[Figure content listings]
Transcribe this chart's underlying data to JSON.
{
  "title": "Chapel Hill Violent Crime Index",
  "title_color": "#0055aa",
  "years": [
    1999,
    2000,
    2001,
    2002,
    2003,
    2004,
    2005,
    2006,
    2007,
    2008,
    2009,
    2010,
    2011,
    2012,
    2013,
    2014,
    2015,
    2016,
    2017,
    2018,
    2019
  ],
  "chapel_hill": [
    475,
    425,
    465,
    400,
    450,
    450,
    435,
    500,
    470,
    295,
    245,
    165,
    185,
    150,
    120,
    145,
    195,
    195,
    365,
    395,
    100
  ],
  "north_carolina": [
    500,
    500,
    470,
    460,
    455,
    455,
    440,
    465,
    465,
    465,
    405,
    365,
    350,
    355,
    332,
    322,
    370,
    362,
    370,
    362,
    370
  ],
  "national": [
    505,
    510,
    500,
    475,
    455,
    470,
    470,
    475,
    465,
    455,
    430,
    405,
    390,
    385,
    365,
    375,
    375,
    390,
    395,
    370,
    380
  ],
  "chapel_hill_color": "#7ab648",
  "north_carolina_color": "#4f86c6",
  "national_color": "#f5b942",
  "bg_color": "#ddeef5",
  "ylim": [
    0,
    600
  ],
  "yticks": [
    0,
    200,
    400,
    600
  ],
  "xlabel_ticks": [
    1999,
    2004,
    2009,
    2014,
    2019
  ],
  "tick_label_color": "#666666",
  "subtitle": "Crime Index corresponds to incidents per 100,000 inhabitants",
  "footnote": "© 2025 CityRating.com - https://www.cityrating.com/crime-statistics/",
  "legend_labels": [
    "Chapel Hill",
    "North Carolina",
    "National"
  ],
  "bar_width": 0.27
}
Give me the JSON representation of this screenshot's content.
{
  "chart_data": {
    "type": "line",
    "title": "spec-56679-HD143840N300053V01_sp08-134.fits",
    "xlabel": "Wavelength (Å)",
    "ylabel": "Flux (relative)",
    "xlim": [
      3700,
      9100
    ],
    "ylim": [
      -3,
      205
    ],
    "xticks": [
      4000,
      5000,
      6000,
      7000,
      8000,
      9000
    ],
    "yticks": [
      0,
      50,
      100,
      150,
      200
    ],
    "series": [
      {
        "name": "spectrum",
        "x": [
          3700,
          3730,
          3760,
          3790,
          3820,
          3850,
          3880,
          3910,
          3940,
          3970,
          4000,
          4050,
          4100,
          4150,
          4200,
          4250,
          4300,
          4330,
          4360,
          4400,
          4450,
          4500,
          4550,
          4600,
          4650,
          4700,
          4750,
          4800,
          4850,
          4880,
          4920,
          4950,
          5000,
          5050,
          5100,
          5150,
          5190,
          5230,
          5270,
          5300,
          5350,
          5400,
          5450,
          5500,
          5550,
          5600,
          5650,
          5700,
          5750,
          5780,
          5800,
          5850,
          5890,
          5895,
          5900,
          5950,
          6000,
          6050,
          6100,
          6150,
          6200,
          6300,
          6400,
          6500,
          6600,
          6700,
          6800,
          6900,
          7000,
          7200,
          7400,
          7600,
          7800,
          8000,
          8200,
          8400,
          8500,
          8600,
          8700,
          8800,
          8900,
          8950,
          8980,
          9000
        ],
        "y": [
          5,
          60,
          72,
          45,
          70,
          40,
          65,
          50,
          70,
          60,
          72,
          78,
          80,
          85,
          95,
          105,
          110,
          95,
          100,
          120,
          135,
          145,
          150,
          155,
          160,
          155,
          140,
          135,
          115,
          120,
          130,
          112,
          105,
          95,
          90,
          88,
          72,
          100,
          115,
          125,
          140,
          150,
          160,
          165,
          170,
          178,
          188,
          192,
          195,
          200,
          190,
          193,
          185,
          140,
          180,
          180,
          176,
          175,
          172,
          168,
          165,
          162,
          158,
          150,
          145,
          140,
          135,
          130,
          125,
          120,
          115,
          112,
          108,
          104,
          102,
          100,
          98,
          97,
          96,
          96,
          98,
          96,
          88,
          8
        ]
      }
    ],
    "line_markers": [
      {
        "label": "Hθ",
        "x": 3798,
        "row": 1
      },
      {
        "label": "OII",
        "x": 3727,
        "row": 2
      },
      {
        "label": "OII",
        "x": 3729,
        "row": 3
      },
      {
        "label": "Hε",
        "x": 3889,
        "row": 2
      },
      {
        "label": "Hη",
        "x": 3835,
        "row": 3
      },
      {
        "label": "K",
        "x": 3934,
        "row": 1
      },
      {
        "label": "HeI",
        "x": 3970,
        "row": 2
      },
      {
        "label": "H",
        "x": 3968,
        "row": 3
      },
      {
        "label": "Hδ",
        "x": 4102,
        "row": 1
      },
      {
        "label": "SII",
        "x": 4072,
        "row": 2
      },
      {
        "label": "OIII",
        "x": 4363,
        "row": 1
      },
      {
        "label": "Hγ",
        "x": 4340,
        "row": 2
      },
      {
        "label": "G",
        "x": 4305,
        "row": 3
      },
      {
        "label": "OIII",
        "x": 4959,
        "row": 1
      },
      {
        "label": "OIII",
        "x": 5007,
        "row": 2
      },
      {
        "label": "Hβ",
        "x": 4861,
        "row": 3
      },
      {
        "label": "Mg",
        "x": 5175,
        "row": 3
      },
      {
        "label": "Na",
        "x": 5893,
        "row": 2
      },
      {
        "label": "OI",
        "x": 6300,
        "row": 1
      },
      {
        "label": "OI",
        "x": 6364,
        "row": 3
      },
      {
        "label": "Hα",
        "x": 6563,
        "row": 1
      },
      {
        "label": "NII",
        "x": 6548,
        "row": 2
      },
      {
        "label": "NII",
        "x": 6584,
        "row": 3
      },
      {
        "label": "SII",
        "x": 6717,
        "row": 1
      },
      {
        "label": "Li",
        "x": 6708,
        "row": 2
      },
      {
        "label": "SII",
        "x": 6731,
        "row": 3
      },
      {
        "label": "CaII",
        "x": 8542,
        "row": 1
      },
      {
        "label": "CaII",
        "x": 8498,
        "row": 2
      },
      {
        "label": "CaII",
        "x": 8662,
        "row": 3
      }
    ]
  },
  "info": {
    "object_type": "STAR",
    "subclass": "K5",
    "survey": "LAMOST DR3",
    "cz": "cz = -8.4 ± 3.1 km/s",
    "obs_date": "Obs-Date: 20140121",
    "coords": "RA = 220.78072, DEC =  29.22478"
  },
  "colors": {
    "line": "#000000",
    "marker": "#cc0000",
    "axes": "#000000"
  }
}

# Exercise instructions:
Every entry above needs to be quoted exactly.

# Exercise response:
Transcribe this chart's underlying data to JSON.
{
  "title": "Chapel Hill Violent Crime Index",
  "title_color": "#0055aa",
  "years": [
    1999,
    2000,
    2001,
    2002,
    2003,
    2004,
    2005,
    2006,
    2007,
    2008,
    2009,
    2010,
    2011,
    2012,
    2013,
    2014,
    2015,
    2016,
    2017,
    2018,
    2019
  ],
  "chapel_hill": [
    475,
    425,
    465,
    400,
    450,
    450,
    435,
    500,
    470,
    295,
    245,
    165,
    185,
    150,
    120,
    145,
    195,
    195,
    365,
    395,
    100
  ],
  "north_carolina": [
    500,
    500,
    470,
    460,
    455,
    455,
    440,
    465,
    465,
    465,
    405,
    365,
    350,
    355,
    332,
    322,
    370,
    362,
    370,
    362,
    370
  ],
  "national": [
    505,
    510,
    500,
    475,
    455,
    470,
    470,
    475,
    465,
    455,
    430,
    405,
    390,
    385,
    365,
    375,
    375,
    390,
    395,
    370,
    380
  ],
  "chapel_hill_color": "#7ab648",
  "north_carolina_color": "#4f86c6",
  "national_color": "#f5b942",
  "bg_color": "#ddeef5",
  "ylim": [
    0,
    600
  ],
  "yticks": [
    0,
    200,
    400,
    600
  ],
  "xlabel_ticks": [
    1999,
    2004,
    2009,
    2014,
    2019
  ],
  "tick_label_color": "#666666",
  "subtitle": "Crime Index corresponds to incidents per 100,000 inhabitants",
  "footnote": "© 2025 CityRating.com - https://www.cityrating.com/crime-statistics/",
  "legend_labels": [
    "Chapel Hill",
    "North Carolina",
    "National"
  ],
  "bar_width": 0.27
}
Give me the JSON representation of this screenshot's content.
{
  "chart_data": {
    "type": "line",
    "title": "spec-56679-HD143840N300053V01_sp08-134.fits",
    "xlabel": "Wavelength (Å)",
    "ylabel": "Flux (relative)",
    "xlim": [
      3700,
      9100
    ],
    "ylim": [
      -3,
      205
    ],
    "xticks": [
      4000,
      5000,
      6000,
      7000,
      8000,
      9000
    ],
    "yticks": [
      0,
      50,
      100,
      150,
      200
    ],
    "series": [
      {
        "name": "spectrum",
        "x": [
          3700,
          3730,
          3760,
          3790,
          3820,
          3850,
          3880,
          3910,
          3940,
          3970,
          4000,
          4050,
          4100,
          4150,
          4200,
          4250,
          4300,
          4330,
          4360,
          4400,
          4450,
          4500,
          4550,
          4600,
          4650,
          4700,
          4750,
          4800,
          4850,
          4880,
          4920,
          4950,
          5000,
          5050,
          5100,
          5150,
          5190,
          5230,
          5270,
          5300,
          5350,
          5400,
          5450,
          5500,
          5550,
          5600,
          5650,
          5700,
          5750,
          5780,
          5800,
          5850,
          5890,
          5895,
          5900,
          5950,
          6000,
          6050,
          6100,
          6150,
          6200,
          6300,
          6400,
          6500,
          6600,
          6700,
          6800,
          6900,
          7000,
          7200,
          7400,
          7600,
          7800,
          8000,
          8200,
          8400,
          8500,
          8600,
          8700,
          8800,
          8900,
          8950,
          8980,
          9000
        ],
        "y": [
          5,
          60,
          72,
          45,
          70,
          40,
          65,
          50,
          70,
          60,
          72,
          78,
          80,
          85,
          95,
          105,
          110,
          95,
          100,
          120,
          135,
          145,
          150,
          155,
          160,
          155,
          140,
          135,
          115,
          120,
          130,
          112,
          105,
          95,
          90,
          88,
          72,
          100,
          115,
          125,
          140,
          150,
          160,
          165,
          170,
          178,
          188,
          192,
          195,
          200,
          190,
          193,
          185,
          140,
          180,
          180,
          176,
          175,
          172,
          168,
          165,
          162,
          158,
          150,
          145,
          140,
          135,
          130,
          125,
          120,
          115,
          112,
          108,
          104,
          102,
          100,
          98,
          97,
          96,
          96,
          98,
          96,
          88,
          8
        ]
      }
    ],
    "line_markers": [
      {
        "label": "Hθ",
        "x": 3798,
        "row": 1
      },
      {
        "label": "OII",
        "x": 3727,
        "row": 2
      },
      {
        "label": "OII",
        "x": 3729,
        "row": 3
      },
      {
        "label": "Hε",
        "x": 3889,
        "row": 2
      },
      {
        "label": "Hη",
        "x": 3835,
        "row": 3
      },
      {
        "label": "K",
        "x": 3934,
        "row": 1
      },
      {
        "label": "HeI",
        "x": 3970,
        "row": 2
      },
      {
        "label": "H",
        "x": 3968,
        "row": 3
      },
      {
        "label": "Hδ",
        "x": 4102,
        "row": 1
      },
      {
        "label": "SII",
        "x": 4072,
        "row": 2
      },
      {
        "label": "OIII",
        "x": 4363,
        "row": 1
      },
      {
        "label": "Hγ",
        "x": 4340,
        "row": 2
      },
      {
        "label": "G",
        "x": 4305,
        "row": 3
      },
      {
        "label": "OIII",
        "x": 4959,
        "row": 1
      },
      {
        "label": "OIII",
        "x": 5007,
        "row": 2
      },
      {
        "label": "Hβ",
        "x": 4861,
        "row": 3
      },
      {
        "label": "Mg",
        "x": 5175,
        "row": 3
      },
      {
        "label": "Na",
        "x": 5893,
        "row": 2
      },
      {
        "label": "OI",
        "x": 6300,
        "row": 1
      },
      {
        "label": "OI",
        "x": 6364,
        "row": 3
      },
      {
        "label": "Hα",
        "x": 6563,
        "row": 1
      },
      {
        "label": "NII",
        "x": 6548,
        "row": 2
      },
      {
        "label": "NII",
        "x": 6584,
        "row": 3
      },
      {
        "label": "SII",
        "x": 6717,
        "row": 1
      },
      {
        "label": "Li",
        "x": 6708,
        "row": 2
      },
      {
        "label": "SII",
        "x": 6731,
        "row": 3
      },
      {
        "label": "CaII",
        "x": 8542,
        "row": 1
      },
      {
        "label": "CaII",
        "x": 8498,
        "row": 2
      },
      {
        "label": "CaII",
        "x": 8662,
        "row": 3
      }
    ]
  },
  "info": {
    "object_type": "STAR",
    "subclass": "K5",
    "survey": "LAMOST DR3",
    "cz": "cz = -8.4 ± 3.1 km/s",
    "obs_date": "Obs-Date: 20140121",
    "coords": "RA = 220.78072, DEC =  29.22478"
  },
  "colors": {
    "line": "#000000",
    "marker": "#cc0000",
    "axes": "#000000"
  }
}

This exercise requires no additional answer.